» **AIM OF THE TASK**: Quote every line below word for word, without the pictures.

Box annotation data
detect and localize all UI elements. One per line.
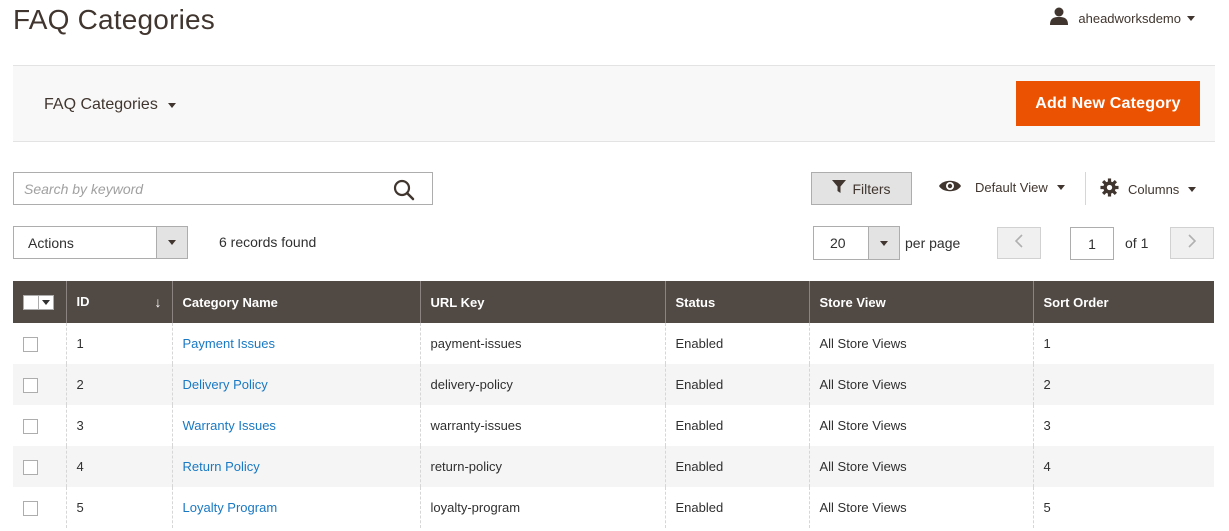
search-box <box>13 172 433 205</box>
chevron-right-icon <box>1187 233 1197 253</box>
cell-sort-order: 4 <box>1032 446 1214 487</box>
next-page-button[interactable] <box>1170 227 1214 259</box>
per-page-value: 20 <box>830 235 846 251</box>
column-header-store-view[interactable]: Store View <box>808 281 1033 323</box>
default-view-dropdown[interactable]: Default View <box>938 178 1065 197</box>
mass-select-checkbox[interactable] <box>23 295 54 311</box>
cell-status: Enabled <box>664 487 809 528</box>
cell-sort-order: 1 <box>1032 323 1214 364</box>
page-number-input[interactable] <box>1070 227 1114 260</box>
search-input[interactable] <box>14 173 374 204</box>
filters-button[interactable]: Filters <box>811 172 912 205</box>
cell-category-name[interactable]: Warranty Issues <box>171 405 420 446</box>
cell-status: Enabled <box>664 364 809 405</box>
cell-url-key: loyalty-program <box>419 487 665 528</box>
cell-category-name[interactable]: Loyalty Program <box>171 487 420 528</box>
row-select-cell <box>13 364 66 405</box>
previous-page-button[interactable] <box>997 227 1041 259</box>
user-name: aheadworksdemo <box>1078 11 1181 26</box>
mass-select-header <box>13 281 66 323</box>
row-select-cell <box>13 487 66 528</box>
cell-status: Enabled <box>664 323 809 364</box>
table-row[interactable]: 1 Payment Issues payment-issues Enabled … <box>13 323 1214 364</box>
page-actions-bar: FAQ Categories Add New Category <box>13 65 1215 142</box>
row-checkbox[interactable] <box>23 500 38 516</box>
category-switcher[interactable]: FAQ Categories <box>44 96 176 114</box>
cell-sort-order: 3 <box>1032 405 1214 446</box>
user-icon <box>1049 7 1069 30</box>
actions-label: Actions <box>28 235 74 251</box>
cell-id: 1 <box>65 323 172 364</box>
toolbar-divider <box>1085 172 1086 205</box>
select-arrow <box>868 227 899 259</box>
search-icon[interactable] <box>392 178 416 202</box>
row-checkbox[interactable] <box>23 336 38 352</box>
column-header-id[interactable]: ID ↓ <box>65 281 172 323</box>
per-page-select[interactable]: 20 <box>813 226 900 260</box>
cell-store-view: All Store Views <box>808 446 1033 487</box>
row-select-cell <box>13 446 66 487</box>
cell-store-view: All Store Views <box>808 405 1033 446</box>
filter-icon <box>832 180 847 197</box>
page-of-label: of 1 <box>1125 235 1149 251</box>
gear-icon <box>1100 178 1119 200</box>
user-menu[interactable]: aheadworksdemo <box>1049 7 1195 30</box>
cell-url-key: payment-issues <box>419 323 665 364</box>
column-header-sort-order[interactable]: Sort Order <box>1032 281 1214 323</box>
cell-sort-order: 5 <box>1032 487 1214 528</box>
chevron-left-icon <box>1014 233 1024 253</box>
chevron-down-icon <box>880 240 888 246</box>
cell-id: 4 <box>65 446 172 487</box>
table-row[interactable]: 4 Return Policy return-policy Enabled Al… <box>13 446 1214 487</box>
cell-store-view: All Store Views <box>808 364 1033 405</box>
chevron-down-icon <box>1056 185 1065 190</box>
table-row[interactable]: 3 Warranty Issues warranty-issues Enable… <box>13 405 1214 446</box>
columns-label: Columns <box>1128 181 1180 197</box>
page-title: FAQ Categories <box>13 4 215 35</box>
switcher-label: FAQ Categories <box>44 96 158 113</box>
chevron-down-icon <box>42 300 50 306</box>
row-checkbox[interactable] <box>23 418 38 434</box>
cell-id: 2 <box>65 364 172 405</box>
row-select-cell <box>13 405 66 446</box>
cell-category-name[interactable]: Return Policy <box>171 446 420 487</box>
chevron-down-icon <box>1188 186 1197 192</box>
row-checkbox[interactable] <box>23 377 38 393</box>
cell-url-key: return-policy <box>419 446 665 487</box>
mass-actions-select[interactable]: Actions <box>13 226 188 259</box>
columns-dropdown[interactable]: Columns <box>1100 178 1197 200</box>
row-checkbox[interactable] <box>23 459 38 475</box>
cell-sort-order: 2 <box>1032 364 1214 405</box>
add-new-category-button[interactable]: Add New Category <box>1016 81 1200 126</box>
select-arrow <box>156 227 187 258</box>
cell-store-view: All Store Views <box>808 487 1033 528</box>
grid-header-row: ID ↓ Category Name URL Key Status Store … <box>13 281 1214 323</box>
records-found: 6 records found <box>219 234 317 250</box>
cell-category-name[interactable]: Payment Issues <box>171 323 420 364</box>
cell-status: Enabled <box>664 405 809 446</box>
row-select-cell <box>13 323 66 364</box>
cell-id: 3 <box>65 405 172 446</box>
cell-url-key: delivery-policy <box>419 364 665 405</box>
chevron-down-icon <box>167 102 176 108</box>
cell-status: Enabled <box>664 446 809 487</box>
table-row[interactable]: 2 Delivery Policy delivery-policy Enable… <box>13 364 1214 405</box>
cell-id: 5 <box>65 487 172 528</box>
cell-store-view: All Store Views <box>808 323 1033 364</box>
per-page-label: per page <box>905 235 961 251</box>
table-row[interactable]: 5 Loyalty Program loyalty-program Enable… <box>13 487 1214 528</box>
column-header-label: ID <box>76 294 90 309</box>
filters-label: Filters <box>852 180 891 197</box>
chevron-down-icon <box>1187 16 1195 21</box>
column-header-category-name[interactable]: Category Name <box>171 281 420 323</box>
eye-icon <box>938 178 962 197</box>
sort-arrow-icon: ↓ <box>154 294 162 310</box>
view-label: Default View <box>975 180 1048 195</box>
cell-category-name[interactable]: Delivery Policy <box>171 364 420 405</box>
categories-grid: ID ↓ Category Name URL Key Status Store … <box>13 281 1214 528</box>
chevron-down-icon <box>168 240 176 245</box>
cell-url-key: warranty-issues <box>419 405 665 446</box>
column-header-status[interactable]: Status <box>664 281 809 323</box>
column-header-url-key[interactable]: URL Key <box>419 281 665 323</box>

» **EXERCISE ANSWER**:
detect and localize all UI elements. One per line.
search-box <box>13 172 433 205</box>
chevron-right-icon <box>1187 233 1197 253</box>
cell-sort-order: 4 <box>1032 446 1214 487</box>
next-page-button[interactable] <box>1170 227 1214 259</box>
per-page-value: 20 <box>830 235 846 251</box>
column-header-store-view[interactable]: Store View <box>808 281 1033 323</box>
default-view-dropdown[interactable]: Default View <box>938 178 1065 197</box>
mass-select-checkbox[interactable] <box>23 295 54 311</box>
cell-status: Enabled <box>664 487 809 528</box>
cell-sort-order: 1 <box>1032 323 1214 364</box>
page-number-input[interactable] <box>1070 227 1114 260</box>
search-input[interactable] <box>14 173 374 204</box>
filters-button[interactable]: Filters <box>811 172 912 205</box>
cell-category-name[interactable]: Warranty Issues <box>171 405 420 446</box>
cell-status: Enabled <box>664 364 809 405</box>
cell-url-key: loyalty-program <box>419 487 665 528</box>
cell-category-name[interactable]: Loyalty Program <box>171 487 420 528</box>
row-select-cell <box>13 364 66 405</box>
previous-page-button[interactable] <box>997 227 1041 259</box>
user-name: aheadworksdemo <box>1078 11 1181 26</box>
mass-select-header <box>13 281 66 323</box>
row-select-cell <box>13 487 66 528</box>
cell-status: Enabled <box>664 323 809 364</box>
table-row[interactable]: 1 Payment Issues payment-issues Enabled … <box>13 323 1214 364</box>
page-actions-bar: FAQ Categories Add New Category <box>13 65 1215 142</box>
row-checkbox[interactable] <box>23 500 38 516</box>
category-switcher[interactable]: FAQ Categories <box>44 96 176 114</box>
cell-sort-order: 3 <box>1032 405 1214 446</box>
user-icon <box>1049 7 1069 30</box>
actions-label: Actions <box>28 235 74 251</box>
cell-id: 1 <box>65 323 172 364</box>
toolbar-divider <box>1085 172 1086 205</box>
select-arrow <box>868 227 899 259</box>
search-icon[interactable] <box>392 178 416 202</box>
row-checkbox[interactable] <box>23 336 38 352</box>
column-header-id[interactable]: ID ↓ <box>65 281 172 323</box>
per-page-select[interactable]: 20 <box>813 226 900 260</box>
cell-store-view: All Store Views <box>808 446 1033 487</box>
row-select-cell <box>13 446 66 487</box>
cell-store-view: All Store Views <box>808 405 1033 446</box>
filter-icon <box>832 180 847 197</box>
page-of-label: of 1 <box>1125 235 1149 251</box>
gear-icon <box>1100 178 1119 200</box>
user-menu[interactable]: aheadworksdemo <box>1049 7 1195 30</box>
cell-url-key: payment-issues <box>419 323 665 364</box>
column-header-sort-order[interactable]: Sort Order <box>1032 281 1214 323</box>
cell-sort-order: 5 <box>1032 487 1214 528</box>
chevron-left-icon <box>1014 233 1024 253</box>
chevron-down-icon <box>880 240 888 246</box>
cell-id: 4 <box>65 446 172 487</box>
table-row[interactable]: 4 Return Policy return-policy Enabled Al… <box>13 446 1214 487</box>
cell-store-view: All Store Views <box>808 364 1033 405</box>
chevron-down-icon <box>1056 185 1065 190</box>
table-row[interactable]: 3 Warranty Issues warranty-issues Enable… <box>13 405 1214 446</box>
columns-label: Columns <box>1128 181 1180 197</box>
page-title: FAQ Categories <box>13 4 215 35</box>
switcher-label: FAQ Categories <box>44 96 158 113</box>
chevron-down-icon <box>42 300 50 306</box>
row-checkbox[interactable] <box>23 418 38 434</box>
cell-id: 2 <box>65 364 172 405</box>
row-select-cell <box>13 405 66 446</box>
cell-category-name[interactable]: Return Policy <box>171 446 420 487</box>
chevron-down-icon <box>1188 186 1197 192</box>
row-checkbox[interactable] <box>23 377 38 393</box>
cell-url-key: return-policy <box>419 446 665 487</box>
mass-actions-select[interactable]: Actions <box>13 226 188 259</box>
columns-dropdown[interactable]: Columns <box>1100 178 1197 200</box>
row-checkbox[interactable] <box>23 459 38 475</box>
cell-sort-order: 2 <box>1032 364 1214 405</box>
add-new-category-button[interactable]: Add New Category <box>1016 81 1200 126</box>
select-arrow <box>156 227 187 258</box>
cell-store-view: All Store Views <box>808 487 1033 528</box>
grid-header-row: ID ↓ Category Name URL Key Status Store … <box>13 281 1214 323</box>
records-found: 6 records found <box>219 234 317 250</box>
cell-category-name[interactable]: Payment Issues <box>171 323 420 364</box>
cell-status: Enabled <box>664 405 809 446</box>
row-select-cell <box>13 323 66 364</box>
cell-id: 3 <box>65 405 172 446</box>
cell-url-key: delivery-policy <box>419 364 665 405</box>
chevron-down-icon <box>167 102 176 108</box>
cell-status: Enabled <box>664 446 809 487</box>
table-row[interactable]: 2 Delivery Policy delivery-policy Enable… <box>13 364 1214 405</box>
cell-id: 5 <box>65 487 172 528</box>
cell-store-view: All Store Views <box>808 323 1033 364</box>
per-page-label: per page <box>905 235 961 251</box>
table-row[interactable]: 5 Loyalty Program loyalty-program Enable… <box>13 487 1214 528</box>
column-header-label: ID <box>76 294 90 309</box>
filters-label: Filters <box>852 180 891 197</box>
chevron-down-icon <box>1187 16 1195 21</box>
column-header-category-name[interactable]: Category Name <box>171 281 420 323</box>
eye-icon <box>938 178 962 197</box>
sort-arrow-icon: ↓ <box>154 294 162 310</box>
view-label: Default View <box>975 180 1048 195</box>
cell-category-name[interactable]: Delivery Policy <box>171 364 420 405</box>
categories-grid: ID ↓ Category Name URL Key Status Store … <box>13 281 1214 528</box>
chevron-down-icon <box>168 240 176 245</box>
cell-url-key: warranty-issues <box>419 405 665 446</box>
column-header-status[interactable]: Status <box>664 281 809 323</box>
column-header-url-key[interactable]: URL Key <box>419 281 665 323</box>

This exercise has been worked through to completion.